PROVIDED DATA>
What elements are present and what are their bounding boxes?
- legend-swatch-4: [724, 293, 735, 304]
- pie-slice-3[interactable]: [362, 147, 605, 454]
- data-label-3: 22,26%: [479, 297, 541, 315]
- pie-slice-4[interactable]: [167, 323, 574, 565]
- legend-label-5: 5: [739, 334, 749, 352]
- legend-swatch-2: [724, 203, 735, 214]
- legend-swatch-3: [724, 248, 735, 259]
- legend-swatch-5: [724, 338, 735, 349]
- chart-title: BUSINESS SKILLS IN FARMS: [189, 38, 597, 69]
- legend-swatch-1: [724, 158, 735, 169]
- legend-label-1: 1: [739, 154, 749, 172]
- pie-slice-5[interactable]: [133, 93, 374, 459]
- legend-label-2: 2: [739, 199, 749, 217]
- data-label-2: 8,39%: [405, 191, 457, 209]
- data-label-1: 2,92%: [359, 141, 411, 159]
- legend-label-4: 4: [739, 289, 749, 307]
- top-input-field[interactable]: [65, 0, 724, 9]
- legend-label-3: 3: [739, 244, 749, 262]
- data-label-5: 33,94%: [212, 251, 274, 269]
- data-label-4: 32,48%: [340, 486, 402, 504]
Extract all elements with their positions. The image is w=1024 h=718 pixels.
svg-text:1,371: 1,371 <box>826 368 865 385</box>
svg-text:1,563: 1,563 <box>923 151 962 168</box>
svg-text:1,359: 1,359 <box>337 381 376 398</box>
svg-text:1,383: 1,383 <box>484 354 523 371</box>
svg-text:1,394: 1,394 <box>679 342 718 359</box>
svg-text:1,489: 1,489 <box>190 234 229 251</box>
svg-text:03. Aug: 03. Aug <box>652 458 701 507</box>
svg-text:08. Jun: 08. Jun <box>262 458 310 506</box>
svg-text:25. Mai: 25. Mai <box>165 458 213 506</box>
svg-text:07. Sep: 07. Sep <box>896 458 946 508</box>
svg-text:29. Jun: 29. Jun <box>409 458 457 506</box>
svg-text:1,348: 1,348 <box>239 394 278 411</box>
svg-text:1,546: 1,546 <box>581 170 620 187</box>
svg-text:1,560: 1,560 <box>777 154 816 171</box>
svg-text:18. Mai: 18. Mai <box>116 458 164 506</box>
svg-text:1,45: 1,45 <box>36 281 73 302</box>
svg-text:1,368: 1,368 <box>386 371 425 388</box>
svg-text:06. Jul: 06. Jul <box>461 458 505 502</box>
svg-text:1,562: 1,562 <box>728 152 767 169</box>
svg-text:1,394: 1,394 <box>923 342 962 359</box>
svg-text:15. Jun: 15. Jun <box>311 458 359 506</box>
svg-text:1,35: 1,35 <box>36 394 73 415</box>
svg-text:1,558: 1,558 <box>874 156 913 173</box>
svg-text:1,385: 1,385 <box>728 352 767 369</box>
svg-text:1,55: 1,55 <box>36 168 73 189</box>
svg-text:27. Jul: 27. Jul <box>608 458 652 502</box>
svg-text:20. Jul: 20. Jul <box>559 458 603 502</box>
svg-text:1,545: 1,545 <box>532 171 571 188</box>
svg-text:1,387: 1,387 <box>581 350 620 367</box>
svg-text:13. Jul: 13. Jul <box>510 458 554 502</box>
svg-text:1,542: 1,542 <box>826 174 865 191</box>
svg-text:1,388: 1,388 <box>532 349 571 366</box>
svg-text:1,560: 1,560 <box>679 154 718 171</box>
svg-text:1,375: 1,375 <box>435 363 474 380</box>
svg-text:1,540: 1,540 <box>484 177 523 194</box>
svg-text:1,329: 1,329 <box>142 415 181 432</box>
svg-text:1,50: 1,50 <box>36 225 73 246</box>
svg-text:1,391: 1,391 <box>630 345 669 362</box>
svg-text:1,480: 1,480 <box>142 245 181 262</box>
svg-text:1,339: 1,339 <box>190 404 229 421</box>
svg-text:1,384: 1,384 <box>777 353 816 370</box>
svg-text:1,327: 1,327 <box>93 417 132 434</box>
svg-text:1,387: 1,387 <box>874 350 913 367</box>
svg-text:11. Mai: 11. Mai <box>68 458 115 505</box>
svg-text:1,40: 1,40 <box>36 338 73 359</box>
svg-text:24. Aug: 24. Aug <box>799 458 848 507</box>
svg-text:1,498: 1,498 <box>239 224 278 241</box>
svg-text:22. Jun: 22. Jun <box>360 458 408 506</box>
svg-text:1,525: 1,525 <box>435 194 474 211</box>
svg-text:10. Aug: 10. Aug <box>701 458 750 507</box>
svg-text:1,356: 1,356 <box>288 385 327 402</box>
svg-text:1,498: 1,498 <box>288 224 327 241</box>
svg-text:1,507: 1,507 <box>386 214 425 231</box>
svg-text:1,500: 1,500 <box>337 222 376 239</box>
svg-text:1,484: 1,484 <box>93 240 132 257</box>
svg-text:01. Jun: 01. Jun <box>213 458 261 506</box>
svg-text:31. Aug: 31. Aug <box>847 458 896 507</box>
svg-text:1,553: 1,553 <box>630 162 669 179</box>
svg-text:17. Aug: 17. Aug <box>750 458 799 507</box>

EXERCISE>
Write out all of the lines above word for word, changing nothing.

RESULT FOR THIS EXERCISE>
What elements are present and what are their bounding boxes?
- legend-swatch-4: [724, 293, 735, 304]
- pie-slice-3[interactable]: [362, 147, 605, 454]
- data-label-3: 22,26%: [479, 297, 541, 315]
- pie-slice-4[interactable]: [167, 323, 574, 565]
- legend-label-5: 5: [739, 334, 749, 352]
- legend-swatch-2: [724, 203, 735, 214]
- legend-swatch-3: [724, 248, 735, 259]
- legend-swatch-5: [724, 338, 735, 349]
- chart-title: BUSINESS SKILLS IN FARMS: [189, 38, 597, 69]
- legend-swatch-1: [724, 158, 735, 169]
- legend-label-1: 1: [739, 154, 749, 172]
- pie-slice-5[interactable]: [133, 93, 374, 459]
- legend-label-2: 2: [739, 199, 749, 217]
- data-label-2: 8,39%: [405, 191, 457, 209]
- data-label-1: 2,92%: [359, 141, 411, 159]
- legend-label-4: 4: [739, 289, 749, 307]
- top-input-field[interactable]: [65, 0, 724, 9]
- legend-label-3: 3: [739, 244, 749, 262]
- data-label-5: 33,94%: [212, 251, 274, 269]
- data-label-4: 32,48%: [340, 486, 402, 504]
Extract all elements with their positions. The image is w=1024 h=718 pixels.
svg-text:1,371: 1,371 <box>826 368 865 385</box>
svg-text:1,563: 1,563 <box>923 151 962 168</box>
svg-text:1,359: 1,359 <box>337 381 376 398</box>
svg-text:1,383: 1,383 <box>484 354 523 371</box>
svg-text:1,394: 1,394 <box>679 342 718 359</box>
svg-text:1,489: 1,489 <box>190 234 229 251</box>
svg-text:03. Aug: 03. Aug <box>652 458 701 507</box>
svg-text:08. Jun: 08. Jun <box>262 458 310 506</box>
svg-text:25. Mai: 25. Mai <box>165 458 213 506</box>
svg-text:07. Sep: 07. Sep <box>896 458 946 508</box>
svg-text:29. Jun: 29. Jun <box>409 458 457 506</box>
svg-text:1,348: 1,348 <box>239 394 278 411</box>
svg-text:1,546: 1,546 <box>581 170 620 187</box>
svg-text:1,560: 1,560 <box>777 154 816 171</box>
svg-text:18. Mai: 18. Mai <box>116 458 164 506</box>
svg-text:1,45: 1,45 <box>36 281 73 302</box>
svg-text:1,368: 1,368 <box>386 371 425 388</box>
svg-text:06. Jul: 06. Jul <box>461 458 505 502</box>
svg-text:1,562: 1,562 <box>728 152 767 169</box>
svg-text:1,394: 1,394 <box>923 342 962 359</box>
svg-text:15. Jun: 15. Jun <box>311 458 359 506</box>
svg-text:1,35: 1,35 <box>36 394 73 415</box>
svg-text:1,558: 1,558 <box>874 156 913 173</box>
svg-text:1,385: 1,385 <box>728 352 767 369</box>
svg-text:1,55: 1,55 <box>36 168 73 189</box>
svg-text:27. Jul: 27. Jul <box>608 458 652 502</box>
svg-text:20. Jul: 20. Jul <box>559 458 603 502</box>
svg-text:1,545: 1,545 <box>532 171 571 188</box>
svg-text:1,387: 1,387 <box>581 350 620 367</box>
svg-text:13. Jul: 13. Jul <box>510 458 554 502</box>
svg-text:1,542: 1,542 <box>826 174 865 191</box>
svg-text:1,388: 1,388 <box>532 349 571 366</box>
svg-text:1,560: 1,560 <box>679 154 718 171</box>
svg-text:1,375: 1,375 <box>435 363 474 380</box>
svg-text:1,540: 1,540 <box>484 177 523 194</box>
svg-text:1,329: 1,329 <box>142 415 181 432</box>
svg-text:1,50: 1,50 <box>36 225 73 246</box>
svg-text:1,391: 1,391 <box>630 345 669 362</box>
svg-text:1,480: 1,480 <box>142 245 181 262</box>
svg-text:1,339: 1,339 <box>190 404 229 421</box>
svg-text:1,384: 1,384 <box>777 353 816 370</box>
svg-text:1,327: 1,327 <box>93 417 132 434</box>
svg-text:1,387: 1,387 <box>874 350 913 367</box>
svg-text:11. Mai: 11. Mai <box>68 458 115 505</box>
svg-text:1,40: 1,40 <box>36 338 73 359</box>
svg-text:24. Aug: 24. Aug <box>799 458 848 507</box>
svg-text:1,498: 1,498 <box>239 224 278 241</box>
svg-text:22. Jun: 22. Jun <box>360 458 408 506</box>
svg-text:1,525: 1,525 <box>435 194 474 211</box>
svg-text:10. Aug: 10. Aug <box>701 458 750 507</box>
svg-text:1,356: 1,356 <box>288 385 327 402</box>
svg-text:1,498: 1,498 <box>288 224 327 241</box>
svg-text:1,507: 1,507 <box>386 214 425 231</box>
svg-text:1,500: 1,500 <box>337 222 376 239</box>
svg-text:1,484: 1,484 <box>93 240 132 257</box>
svg-text:01. Jun: 01. Jun <box>213 458 261 506</box>
svg-text:31. Aug: 31. Aug <box>847 458 896 507</box>
svg-text:1,553: 1,553 <box>630 162 669 179</box>
svg-text:17. Aug: 17. Aug <box>750 458 799 507</box>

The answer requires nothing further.